[start]
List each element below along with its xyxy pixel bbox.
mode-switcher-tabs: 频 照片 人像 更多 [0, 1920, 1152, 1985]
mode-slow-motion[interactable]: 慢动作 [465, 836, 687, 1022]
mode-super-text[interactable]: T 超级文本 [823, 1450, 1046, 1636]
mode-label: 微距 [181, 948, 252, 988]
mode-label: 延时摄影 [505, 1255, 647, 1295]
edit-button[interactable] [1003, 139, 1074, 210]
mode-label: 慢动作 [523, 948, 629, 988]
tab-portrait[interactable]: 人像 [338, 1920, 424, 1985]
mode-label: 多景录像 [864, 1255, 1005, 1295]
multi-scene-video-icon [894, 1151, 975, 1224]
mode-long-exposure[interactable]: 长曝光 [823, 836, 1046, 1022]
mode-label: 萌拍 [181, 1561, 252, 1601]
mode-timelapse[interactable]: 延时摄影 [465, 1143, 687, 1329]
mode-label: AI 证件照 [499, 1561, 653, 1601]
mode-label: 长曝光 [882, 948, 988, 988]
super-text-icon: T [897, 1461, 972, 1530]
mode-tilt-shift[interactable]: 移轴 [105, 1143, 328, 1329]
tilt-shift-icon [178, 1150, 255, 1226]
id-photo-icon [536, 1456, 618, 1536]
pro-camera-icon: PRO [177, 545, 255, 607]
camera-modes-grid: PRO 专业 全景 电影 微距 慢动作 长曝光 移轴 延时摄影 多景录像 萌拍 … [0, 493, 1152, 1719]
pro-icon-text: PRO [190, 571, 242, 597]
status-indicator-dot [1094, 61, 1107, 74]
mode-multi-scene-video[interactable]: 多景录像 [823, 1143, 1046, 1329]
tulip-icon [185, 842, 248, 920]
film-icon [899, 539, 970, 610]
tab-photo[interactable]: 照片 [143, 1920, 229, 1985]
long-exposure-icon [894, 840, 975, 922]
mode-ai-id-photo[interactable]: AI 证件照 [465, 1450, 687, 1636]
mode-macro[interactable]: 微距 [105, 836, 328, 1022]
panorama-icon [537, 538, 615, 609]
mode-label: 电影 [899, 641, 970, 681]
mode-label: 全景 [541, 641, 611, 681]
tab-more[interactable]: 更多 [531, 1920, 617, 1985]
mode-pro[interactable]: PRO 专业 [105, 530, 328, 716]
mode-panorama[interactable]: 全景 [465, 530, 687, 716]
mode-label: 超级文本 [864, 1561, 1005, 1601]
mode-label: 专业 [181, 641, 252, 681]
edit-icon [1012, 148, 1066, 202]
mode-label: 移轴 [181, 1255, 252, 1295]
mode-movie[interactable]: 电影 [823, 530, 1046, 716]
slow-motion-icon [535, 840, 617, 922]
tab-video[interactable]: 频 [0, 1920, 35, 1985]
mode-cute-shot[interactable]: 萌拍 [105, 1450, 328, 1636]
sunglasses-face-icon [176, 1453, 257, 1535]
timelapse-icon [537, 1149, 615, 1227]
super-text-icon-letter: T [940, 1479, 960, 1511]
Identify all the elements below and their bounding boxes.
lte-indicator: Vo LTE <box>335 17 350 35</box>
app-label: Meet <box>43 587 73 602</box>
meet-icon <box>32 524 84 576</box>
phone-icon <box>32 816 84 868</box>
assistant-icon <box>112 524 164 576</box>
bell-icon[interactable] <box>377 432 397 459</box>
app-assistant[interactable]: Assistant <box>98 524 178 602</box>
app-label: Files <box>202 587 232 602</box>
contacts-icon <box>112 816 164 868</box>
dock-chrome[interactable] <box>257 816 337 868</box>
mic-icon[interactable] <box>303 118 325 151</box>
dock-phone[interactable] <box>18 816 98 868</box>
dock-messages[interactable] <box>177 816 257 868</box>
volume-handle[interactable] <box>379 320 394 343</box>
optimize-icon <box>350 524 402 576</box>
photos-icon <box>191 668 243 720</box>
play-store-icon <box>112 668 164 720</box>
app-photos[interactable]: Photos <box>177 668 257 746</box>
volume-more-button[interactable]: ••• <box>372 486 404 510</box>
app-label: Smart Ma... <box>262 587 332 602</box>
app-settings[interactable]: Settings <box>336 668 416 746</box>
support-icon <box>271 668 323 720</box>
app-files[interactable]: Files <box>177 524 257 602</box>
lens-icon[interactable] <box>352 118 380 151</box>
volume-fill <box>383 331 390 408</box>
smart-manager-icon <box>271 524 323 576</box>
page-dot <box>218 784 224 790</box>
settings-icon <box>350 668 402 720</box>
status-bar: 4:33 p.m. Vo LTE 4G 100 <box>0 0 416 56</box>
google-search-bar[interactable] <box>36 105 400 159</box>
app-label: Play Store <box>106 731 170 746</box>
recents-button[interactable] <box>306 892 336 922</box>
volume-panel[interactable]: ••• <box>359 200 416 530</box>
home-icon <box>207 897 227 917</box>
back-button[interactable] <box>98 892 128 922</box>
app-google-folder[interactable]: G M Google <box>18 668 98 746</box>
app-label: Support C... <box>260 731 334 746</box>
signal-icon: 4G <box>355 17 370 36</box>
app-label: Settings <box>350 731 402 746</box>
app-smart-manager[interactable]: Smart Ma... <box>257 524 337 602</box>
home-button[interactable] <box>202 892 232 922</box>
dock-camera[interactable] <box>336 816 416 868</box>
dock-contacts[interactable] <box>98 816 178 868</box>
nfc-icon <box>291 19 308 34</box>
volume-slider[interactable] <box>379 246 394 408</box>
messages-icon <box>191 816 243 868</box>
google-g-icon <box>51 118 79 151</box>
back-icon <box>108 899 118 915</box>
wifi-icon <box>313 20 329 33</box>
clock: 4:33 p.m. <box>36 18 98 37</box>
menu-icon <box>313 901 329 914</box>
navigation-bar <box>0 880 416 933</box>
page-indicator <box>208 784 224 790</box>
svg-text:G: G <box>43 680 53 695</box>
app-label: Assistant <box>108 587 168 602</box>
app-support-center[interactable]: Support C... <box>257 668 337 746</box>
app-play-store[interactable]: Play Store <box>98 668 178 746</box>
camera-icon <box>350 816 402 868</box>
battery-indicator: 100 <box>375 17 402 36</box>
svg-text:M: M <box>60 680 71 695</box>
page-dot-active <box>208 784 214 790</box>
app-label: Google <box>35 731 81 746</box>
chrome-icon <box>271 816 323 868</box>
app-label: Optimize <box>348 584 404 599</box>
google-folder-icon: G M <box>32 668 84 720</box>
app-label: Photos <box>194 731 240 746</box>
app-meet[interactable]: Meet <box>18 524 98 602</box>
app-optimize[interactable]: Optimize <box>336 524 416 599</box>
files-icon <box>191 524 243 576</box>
[end]
THE REQUEST
Can you copy the listing verbatim, starting at its first line and ending at the line that contains "pro-camera-icon: PRO [177, 545, 255, 607]", with both of those lines included?

REPLY
List each element below along with its xyxy pixel bbox.
mode-switcher-tabs: 频 照片 人像 更多 [0, 1920, 1152, 1985]
mode-slow-motion[interactable]: 慢动作 [465, 836, 687, 1022]
mode-super-text[interactable]: T 超级文本 [823, 1450, 1046, 1636]
mode-label: 微距 [181, 948, 252, 988]
mode-label: 延时摄影 [505, 1255, 647, 1295]
edit-button[interactable] [1003, 139, 1074, 210]
mode-label: 慢动作 [523, 948, 629, 988]
tab-portrait[interactable]: 人像 [338, 1920, 424, 1985]
mode-label: 多景录像 [864, 1255, 1005, 1295]
multi-scene-video-icon [894, 1151, 975, 1224]
mode-long-exposure[interactable]: 长曝光 [823, 836, 1046, 1022]
mode-label: 萌拍 [181, 1561, 252, 1601]
mode-timelapse[interactable]: 延时摄影 [465, 1143, 687, 1329]
mode-label: AI 证件照 [499, 1561, 653, 1601]
mode-label: 长曝光 [882, 948, 988, 988]
super-text-icon: T [897, 1461, 972, 1530]
mode-tilt-shift[interactable]: 移轴 [105, 1143, 328, 1329]
tilt-shift-icon [178, 1150, 255, 1226]
id-photo-icon [536, 1456, 618, 1536]
pro-camera-icon: PRO [177, 545, 255, 607]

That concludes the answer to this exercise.